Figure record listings
▬▬▬▬▬▬

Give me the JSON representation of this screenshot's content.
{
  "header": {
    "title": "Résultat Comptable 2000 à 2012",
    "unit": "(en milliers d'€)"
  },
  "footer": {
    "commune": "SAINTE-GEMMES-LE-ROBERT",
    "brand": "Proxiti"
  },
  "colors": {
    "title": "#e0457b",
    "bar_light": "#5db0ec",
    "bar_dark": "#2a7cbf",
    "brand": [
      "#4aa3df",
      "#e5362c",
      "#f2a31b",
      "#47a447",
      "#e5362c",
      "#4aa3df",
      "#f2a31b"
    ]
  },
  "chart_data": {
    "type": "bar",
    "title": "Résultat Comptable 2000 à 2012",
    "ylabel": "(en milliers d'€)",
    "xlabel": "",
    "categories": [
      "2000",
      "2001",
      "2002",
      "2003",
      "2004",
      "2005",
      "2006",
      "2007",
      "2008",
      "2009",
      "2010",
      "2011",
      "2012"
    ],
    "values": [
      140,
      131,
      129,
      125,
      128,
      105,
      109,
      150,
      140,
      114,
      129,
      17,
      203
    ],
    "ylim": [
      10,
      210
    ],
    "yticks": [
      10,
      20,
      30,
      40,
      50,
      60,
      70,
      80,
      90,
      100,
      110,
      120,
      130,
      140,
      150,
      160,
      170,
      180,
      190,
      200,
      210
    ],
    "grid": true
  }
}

▬▬▬▬▬▬

→ **WHAT IS EXPECTED**
Filter the listing for the word "milliers" and copy every line that holds it.

→ **THE RESULT**
    "unit": "(en milliers d'€)"
    "ylabel": "(en milliers d'€)",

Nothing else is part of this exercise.